_DATASET ENTRIES_.
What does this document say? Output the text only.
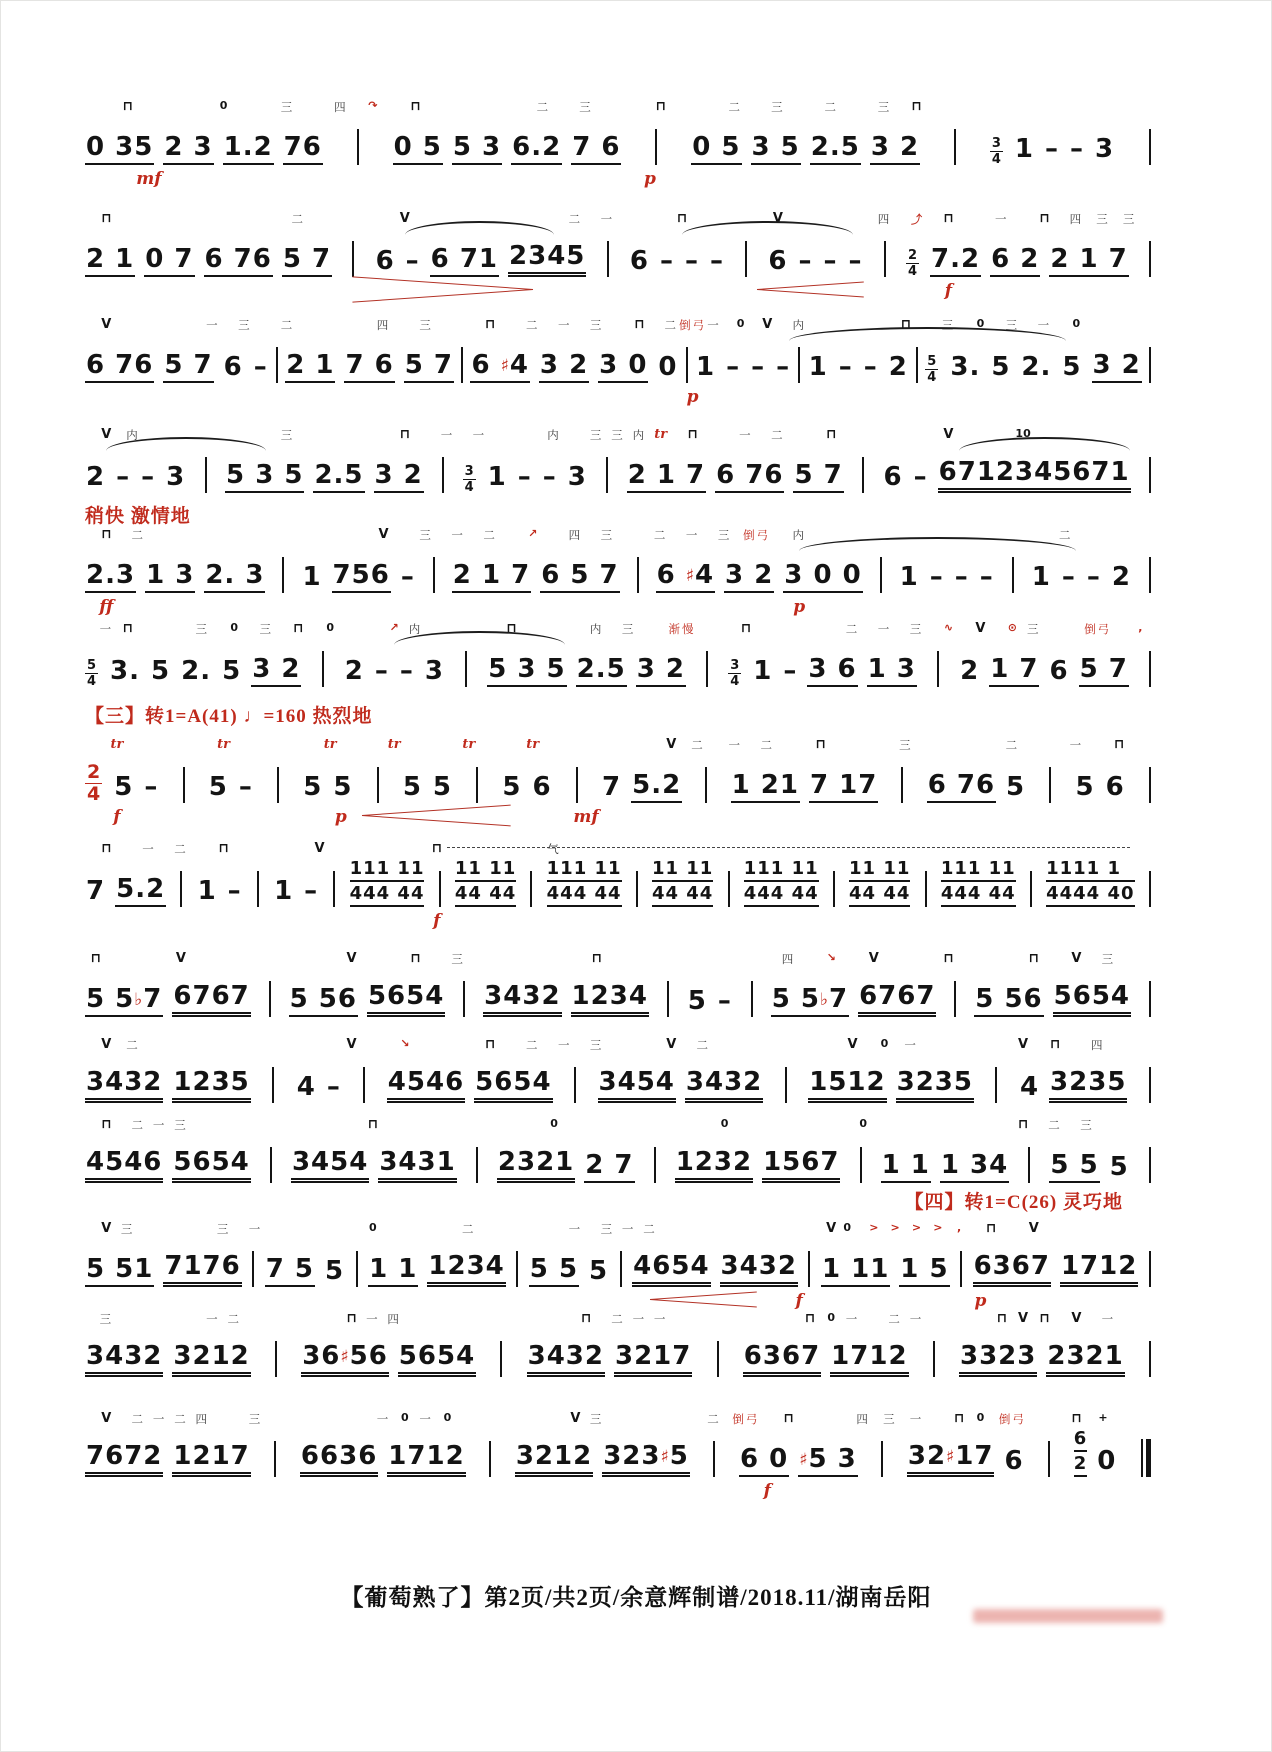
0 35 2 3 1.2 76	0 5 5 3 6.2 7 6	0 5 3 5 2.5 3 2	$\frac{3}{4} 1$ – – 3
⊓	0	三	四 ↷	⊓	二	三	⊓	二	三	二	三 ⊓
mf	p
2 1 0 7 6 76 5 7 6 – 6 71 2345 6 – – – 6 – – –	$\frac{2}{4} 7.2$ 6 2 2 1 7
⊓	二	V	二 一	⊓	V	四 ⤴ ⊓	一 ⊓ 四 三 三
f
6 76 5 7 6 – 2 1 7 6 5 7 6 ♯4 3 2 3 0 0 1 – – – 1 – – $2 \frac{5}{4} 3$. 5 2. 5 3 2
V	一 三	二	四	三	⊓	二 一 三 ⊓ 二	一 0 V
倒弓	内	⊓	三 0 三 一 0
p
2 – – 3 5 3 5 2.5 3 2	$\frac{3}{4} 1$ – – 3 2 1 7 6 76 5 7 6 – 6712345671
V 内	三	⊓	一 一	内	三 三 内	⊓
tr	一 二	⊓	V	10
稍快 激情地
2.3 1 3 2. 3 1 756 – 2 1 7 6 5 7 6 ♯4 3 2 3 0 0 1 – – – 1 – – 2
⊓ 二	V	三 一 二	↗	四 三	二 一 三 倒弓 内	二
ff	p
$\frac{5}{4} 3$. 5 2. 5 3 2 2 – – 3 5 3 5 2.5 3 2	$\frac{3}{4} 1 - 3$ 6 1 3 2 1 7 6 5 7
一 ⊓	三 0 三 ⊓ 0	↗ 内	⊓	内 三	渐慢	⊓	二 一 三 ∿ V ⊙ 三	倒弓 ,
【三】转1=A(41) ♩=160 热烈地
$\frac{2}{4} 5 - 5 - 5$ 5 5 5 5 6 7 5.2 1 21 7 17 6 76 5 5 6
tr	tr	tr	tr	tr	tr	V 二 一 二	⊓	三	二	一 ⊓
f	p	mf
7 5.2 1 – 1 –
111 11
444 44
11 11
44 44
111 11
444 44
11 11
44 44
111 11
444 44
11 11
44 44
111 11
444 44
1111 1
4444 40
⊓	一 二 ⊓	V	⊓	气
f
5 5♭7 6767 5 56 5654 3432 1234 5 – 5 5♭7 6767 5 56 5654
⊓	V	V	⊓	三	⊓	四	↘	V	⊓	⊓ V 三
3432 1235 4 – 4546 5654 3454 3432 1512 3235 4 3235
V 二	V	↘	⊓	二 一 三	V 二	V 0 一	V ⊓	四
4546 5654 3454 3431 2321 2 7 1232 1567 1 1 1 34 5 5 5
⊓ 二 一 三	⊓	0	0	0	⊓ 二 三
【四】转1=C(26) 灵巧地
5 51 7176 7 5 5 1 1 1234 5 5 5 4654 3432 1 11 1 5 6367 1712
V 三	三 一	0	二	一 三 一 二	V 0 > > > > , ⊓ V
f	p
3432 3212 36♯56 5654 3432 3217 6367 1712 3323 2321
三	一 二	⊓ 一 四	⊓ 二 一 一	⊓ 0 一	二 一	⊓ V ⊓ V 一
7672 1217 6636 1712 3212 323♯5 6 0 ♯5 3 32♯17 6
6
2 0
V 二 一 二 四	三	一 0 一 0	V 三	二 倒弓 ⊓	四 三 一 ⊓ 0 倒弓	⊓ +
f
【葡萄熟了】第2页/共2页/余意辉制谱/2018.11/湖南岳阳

_WHAT YOU NEED TO DO_. Collect each line holding the string "frac".

_WRITTEN REPLY_.
0 35 2 3 1.2 76	0 5 5 3 6.2 7 6	0 5 3 5 2.5 3 2	$\frac{3}{4} 1$ – – 3
2 1 0 7 6 76 5 7 6 – 6 71 2345 6 – – – 6 – – –	$\frac{2}{4} 7.2$ 6 2 2 1 7
6 76 5 7 6 – 2 1 7 6 5 7 6 ♯4 3 2 3 0 0 1 – – – 1 – – $2 \frac{5}{4} 3$. 5 2. 5 3 2
2 – – 3 5 3 5 2.5 3 2	$\frac{3}{4} 1$ – – 3 2 1 7 6 76 5 7 6 – 6712345671
$\frac{5}{4} 3$. 5 2. 5 3 2 2 – – 3 5 3 5 2.5 3 2	$\frac{3}{4} 1 - 3$ 6 1 3 2 1 7 6 5 7
$\frac{2}{4} 5 - 5 - 5$ 5 5 5 5 6 7 5.2 1 21 7 17 6 76 5 5 6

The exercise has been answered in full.